Figure content listings
──────

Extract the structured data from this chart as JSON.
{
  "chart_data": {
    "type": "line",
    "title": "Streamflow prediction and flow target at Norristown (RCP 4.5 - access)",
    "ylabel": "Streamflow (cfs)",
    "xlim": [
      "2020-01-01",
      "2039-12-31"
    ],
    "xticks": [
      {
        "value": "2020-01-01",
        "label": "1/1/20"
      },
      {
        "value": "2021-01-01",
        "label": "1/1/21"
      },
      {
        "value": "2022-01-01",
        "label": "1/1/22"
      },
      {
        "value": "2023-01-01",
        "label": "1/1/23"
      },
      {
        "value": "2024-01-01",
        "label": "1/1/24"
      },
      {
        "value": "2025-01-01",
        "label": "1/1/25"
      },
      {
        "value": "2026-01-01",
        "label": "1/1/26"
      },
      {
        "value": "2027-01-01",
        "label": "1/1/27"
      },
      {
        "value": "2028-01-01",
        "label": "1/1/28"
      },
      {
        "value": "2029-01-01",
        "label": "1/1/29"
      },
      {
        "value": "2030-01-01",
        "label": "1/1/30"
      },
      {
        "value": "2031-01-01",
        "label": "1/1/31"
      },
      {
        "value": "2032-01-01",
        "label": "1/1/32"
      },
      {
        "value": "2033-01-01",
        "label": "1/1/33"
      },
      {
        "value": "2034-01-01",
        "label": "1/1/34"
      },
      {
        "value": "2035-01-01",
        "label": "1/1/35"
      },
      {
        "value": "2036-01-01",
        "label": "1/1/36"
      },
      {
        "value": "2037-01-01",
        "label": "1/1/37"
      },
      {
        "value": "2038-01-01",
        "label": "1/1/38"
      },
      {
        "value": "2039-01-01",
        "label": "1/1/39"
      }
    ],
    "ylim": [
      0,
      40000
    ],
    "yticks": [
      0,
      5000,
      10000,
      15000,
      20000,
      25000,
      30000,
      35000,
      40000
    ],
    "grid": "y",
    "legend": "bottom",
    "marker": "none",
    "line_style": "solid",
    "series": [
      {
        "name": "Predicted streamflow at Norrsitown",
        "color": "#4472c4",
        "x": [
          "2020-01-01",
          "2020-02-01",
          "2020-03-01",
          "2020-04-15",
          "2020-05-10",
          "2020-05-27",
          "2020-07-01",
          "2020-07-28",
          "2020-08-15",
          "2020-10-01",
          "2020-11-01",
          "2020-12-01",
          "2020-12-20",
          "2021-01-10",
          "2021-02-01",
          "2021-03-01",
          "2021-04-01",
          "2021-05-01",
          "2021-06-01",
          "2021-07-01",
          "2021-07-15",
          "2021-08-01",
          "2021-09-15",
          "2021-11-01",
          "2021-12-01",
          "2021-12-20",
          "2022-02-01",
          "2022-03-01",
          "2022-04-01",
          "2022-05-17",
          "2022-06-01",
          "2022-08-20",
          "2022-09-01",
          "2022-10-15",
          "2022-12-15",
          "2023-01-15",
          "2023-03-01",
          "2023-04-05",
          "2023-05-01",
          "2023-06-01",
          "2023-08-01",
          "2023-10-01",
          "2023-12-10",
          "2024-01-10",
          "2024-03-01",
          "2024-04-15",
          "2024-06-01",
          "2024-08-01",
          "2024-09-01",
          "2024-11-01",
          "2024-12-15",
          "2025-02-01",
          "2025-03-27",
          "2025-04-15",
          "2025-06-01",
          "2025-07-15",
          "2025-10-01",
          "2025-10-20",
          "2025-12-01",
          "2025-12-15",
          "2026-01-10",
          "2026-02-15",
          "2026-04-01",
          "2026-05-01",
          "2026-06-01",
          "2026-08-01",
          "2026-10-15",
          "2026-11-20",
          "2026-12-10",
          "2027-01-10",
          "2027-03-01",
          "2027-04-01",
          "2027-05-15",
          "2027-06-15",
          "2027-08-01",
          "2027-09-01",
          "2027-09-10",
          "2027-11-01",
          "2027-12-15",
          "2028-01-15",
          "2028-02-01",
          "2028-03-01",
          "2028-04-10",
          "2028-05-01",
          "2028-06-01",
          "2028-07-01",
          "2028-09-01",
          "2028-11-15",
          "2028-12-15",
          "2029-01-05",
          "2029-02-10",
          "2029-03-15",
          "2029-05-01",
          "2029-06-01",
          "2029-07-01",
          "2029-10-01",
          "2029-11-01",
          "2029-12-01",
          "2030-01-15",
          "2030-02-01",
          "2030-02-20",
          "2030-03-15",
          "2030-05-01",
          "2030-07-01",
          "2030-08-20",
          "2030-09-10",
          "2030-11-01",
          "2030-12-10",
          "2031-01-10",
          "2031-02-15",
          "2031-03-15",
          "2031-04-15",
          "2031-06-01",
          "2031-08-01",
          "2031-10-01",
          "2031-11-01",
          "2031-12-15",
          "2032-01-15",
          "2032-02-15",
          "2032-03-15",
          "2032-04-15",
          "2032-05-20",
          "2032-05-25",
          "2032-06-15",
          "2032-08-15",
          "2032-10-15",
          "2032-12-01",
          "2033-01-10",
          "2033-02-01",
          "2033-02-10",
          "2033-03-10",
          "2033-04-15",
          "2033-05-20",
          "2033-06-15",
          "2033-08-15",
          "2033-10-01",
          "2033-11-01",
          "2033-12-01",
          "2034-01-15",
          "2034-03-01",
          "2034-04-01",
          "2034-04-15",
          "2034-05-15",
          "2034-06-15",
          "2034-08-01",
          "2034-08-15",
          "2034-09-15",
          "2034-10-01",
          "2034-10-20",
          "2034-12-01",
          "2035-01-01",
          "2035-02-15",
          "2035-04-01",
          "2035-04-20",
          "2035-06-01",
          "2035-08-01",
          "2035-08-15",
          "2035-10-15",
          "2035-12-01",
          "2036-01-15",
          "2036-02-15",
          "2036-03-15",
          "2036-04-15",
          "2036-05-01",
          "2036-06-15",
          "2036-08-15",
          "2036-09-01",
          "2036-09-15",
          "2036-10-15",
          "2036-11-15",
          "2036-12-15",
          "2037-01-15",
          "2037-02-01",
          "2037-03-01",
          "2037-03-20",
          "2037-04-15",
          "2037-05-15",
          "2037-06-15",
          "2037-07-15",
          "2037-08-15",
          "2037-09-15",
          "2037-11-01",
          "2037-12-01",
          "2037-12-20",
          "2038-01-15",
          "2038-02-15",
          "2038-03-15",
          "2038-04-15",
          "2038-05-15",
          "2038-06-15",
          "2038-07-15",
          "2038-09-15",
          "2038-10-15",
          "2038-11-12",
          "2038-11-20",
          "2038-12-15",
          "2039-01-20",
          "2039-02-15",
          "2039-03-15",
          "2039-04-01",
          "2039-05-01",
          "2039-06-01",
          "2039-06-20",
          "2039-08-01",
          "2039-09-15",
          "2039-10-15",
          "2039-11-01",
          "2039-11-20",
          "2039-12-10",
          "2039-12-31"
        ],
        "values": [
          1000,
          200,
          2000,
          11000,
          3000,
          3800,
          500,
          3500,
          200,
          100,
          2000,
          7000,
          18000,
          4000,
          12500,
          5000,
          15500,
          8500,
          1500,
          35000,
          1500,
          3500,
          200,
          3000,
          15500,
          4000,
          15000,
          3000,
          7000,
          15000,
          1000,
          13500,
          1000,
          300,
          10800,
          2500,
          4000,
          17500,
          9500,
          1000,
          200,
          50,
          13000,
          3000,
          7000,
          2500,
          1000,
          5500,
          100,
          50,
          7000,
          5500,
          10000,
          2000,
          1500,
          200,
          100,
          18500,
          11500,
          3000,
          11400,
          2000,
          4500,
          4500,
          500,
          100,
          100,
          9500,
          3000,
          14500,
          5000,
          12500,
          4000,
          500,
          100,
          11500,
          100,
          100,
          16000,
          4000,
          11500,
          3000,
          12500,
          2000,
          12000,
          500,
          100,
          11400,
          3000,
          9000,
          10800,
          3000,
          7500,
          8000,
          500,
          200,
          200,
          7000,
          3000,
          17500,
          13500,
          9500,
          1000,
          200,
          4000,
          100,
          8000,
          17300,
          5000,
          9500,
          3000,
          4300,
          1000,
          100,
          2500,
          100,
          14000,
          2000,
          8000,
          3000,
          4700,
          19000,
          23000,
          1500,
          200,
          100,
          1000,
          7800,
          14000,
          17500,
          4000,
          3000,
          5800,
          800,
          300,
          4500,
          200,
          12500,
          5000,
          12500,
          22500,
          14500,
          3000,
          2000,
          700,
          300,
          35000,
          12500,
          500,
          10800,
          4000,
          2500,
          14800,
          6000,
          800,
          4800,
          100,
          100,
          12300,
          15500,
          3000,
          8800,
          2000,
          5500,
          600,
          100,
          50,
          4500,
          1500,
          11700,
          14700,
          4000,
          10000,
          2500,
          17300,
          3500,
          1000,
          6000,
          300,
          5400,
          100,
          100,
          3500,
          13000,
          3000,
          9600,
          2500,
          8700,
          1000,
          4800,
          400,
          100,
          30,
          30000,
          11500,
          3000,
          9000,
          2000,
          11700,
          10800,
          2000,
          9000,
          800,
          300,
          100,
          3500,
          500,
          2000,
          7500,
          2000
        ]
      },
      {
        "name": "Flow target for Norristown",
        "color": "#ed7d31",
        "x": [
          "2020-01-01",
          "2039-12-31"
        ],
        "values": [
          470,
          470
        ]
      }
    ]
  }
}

──────

> Given task: Select and copy every line of the listing with the word "Norristown".

> Problem solution:
    "title": "Streamflow prediction and flow target at Norristown (RCP 4.5 - access)",
        "name": "Flow target for Norristown",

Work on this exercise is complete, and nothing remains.